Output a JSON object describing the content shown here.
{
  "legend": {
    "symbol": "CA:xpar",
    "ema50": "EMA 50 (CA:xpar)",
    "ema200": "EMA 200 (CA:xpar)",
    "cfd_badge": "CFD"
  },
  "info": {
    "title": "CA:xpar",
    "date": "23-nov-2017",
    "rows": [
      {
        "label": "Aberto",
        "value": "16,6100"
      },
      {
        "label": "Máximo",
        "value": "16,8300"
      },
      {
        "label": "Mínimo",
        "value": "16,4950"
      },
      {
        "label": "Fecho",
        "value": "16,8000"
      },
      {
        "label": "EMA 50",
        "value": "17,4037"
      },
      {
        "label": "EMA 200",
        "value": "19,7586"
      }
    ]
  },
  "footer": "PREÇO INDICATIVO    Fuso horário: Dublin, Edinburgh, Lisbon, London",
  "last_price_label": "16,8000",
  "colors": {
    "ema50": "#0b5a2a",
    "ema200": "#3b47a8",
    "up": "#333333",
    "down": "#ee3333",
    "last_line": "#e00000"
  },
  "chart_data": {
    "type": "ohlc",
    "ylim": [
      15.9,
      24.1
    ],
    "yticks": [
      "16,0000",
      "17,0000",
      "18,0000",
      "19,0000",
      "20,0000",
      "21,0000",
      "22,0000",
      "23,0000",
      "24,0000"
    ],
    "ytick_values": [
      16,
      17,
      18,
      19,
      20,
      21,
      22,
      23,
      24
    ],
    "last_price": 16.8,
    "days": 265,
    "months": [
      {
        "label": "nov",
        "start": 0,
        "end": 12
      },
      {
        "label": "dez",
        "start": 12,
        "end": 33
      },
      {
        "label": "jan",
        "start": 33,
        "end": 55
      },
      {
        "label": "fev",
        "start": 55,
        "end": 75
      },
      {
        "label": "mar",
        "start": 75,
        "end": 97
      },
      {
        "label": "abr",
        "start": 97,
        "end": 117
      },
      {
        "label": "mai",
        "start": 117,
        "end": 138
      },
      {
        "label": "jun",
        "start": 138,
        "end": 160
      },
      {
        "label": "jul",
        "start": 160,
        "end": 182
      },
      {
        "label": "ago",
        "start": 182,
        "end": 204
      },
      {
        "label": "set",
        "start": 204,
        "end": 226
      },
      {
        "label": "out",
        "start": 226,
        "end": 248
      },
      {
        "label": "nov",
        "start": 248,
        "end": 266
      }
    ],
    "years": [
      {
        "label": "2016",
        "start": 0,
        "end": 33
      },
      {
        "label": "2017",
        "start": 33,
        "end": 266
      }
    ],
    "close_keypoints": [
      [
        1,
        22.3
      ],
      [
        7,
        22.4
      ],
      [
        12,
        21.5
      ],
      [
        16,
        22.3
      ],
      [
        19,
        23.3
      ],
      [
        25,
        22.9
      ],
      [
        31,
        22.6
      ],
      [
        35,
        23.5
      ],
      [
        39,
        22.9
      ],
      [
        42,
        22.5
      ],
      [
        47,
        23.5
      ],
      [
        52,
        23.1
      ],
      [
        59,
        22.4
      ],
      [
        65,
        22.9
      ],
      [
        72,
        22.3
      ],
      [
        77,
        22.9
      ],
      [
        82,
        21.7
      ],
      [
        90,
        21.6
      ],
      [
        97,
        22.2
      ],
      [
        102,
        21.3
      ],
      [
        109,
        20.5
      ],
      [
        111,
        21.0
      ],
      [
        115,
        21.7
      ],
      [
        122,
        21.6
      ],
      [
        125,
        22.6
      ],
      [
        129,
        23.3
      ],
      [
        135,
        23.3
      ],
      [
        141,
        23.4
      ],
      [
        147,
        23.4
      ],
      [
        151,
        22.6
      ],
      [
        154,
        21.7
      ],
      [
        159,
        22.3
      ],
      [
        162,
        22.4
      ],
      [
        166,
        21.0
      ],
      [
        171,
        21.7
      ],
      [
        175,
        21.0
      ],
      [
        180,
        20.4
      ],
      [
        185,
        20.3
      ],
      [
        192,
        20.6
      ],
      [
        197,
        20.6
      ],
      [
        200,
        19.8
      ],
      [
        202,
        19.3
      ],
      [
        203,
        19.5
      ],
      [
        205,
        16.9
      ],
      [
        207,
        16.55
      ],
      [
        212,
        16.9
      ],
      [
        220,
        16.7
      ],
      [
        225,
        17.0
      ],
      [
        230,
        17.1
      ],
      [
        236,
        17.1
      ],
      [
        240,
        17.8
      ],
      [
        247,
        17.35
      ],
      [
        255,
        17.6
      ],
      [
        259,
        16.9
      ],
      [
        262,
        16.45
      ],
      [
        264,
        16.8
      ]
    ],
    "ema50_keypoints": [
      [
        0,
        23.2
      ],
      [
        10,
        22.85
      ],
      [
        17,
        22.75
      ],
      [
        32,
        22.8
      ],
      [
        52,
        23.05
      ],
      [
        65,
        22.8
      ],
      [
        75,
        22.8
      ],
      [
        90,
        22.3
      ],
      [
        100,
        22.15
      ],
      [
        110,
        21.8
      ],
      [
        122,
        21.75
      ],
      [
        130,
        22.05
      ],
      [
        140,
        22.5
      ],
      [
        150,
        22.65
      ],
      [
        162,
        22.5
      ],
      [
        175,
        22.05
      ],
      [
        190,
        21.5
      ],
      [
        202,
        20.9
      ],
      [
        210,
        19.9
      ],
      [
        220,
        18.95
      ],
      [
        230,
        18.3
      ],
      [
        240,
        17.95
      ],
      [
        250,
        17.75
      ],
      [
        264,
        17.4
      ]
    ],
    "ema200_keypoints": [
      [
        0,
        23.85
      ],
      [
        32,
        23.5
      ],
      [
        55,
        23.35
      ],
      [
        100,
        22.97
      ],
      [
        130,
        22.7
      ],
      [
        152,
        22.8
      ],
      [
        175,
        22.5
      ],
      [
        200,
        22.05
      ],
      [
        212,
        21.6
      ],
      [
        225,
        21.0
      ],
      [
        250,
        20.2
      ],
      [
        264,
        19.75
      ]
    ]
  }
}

____________________

Filter lines by "xpar" and return each hit.

__THE OUTPUT__
    "symbol": "CA:xpar",
    "ema50": "EMA 50 (CA:xpar)",
    "ema200": "EMA 200 (CA:xpar)",
    "title": "CA:xpar",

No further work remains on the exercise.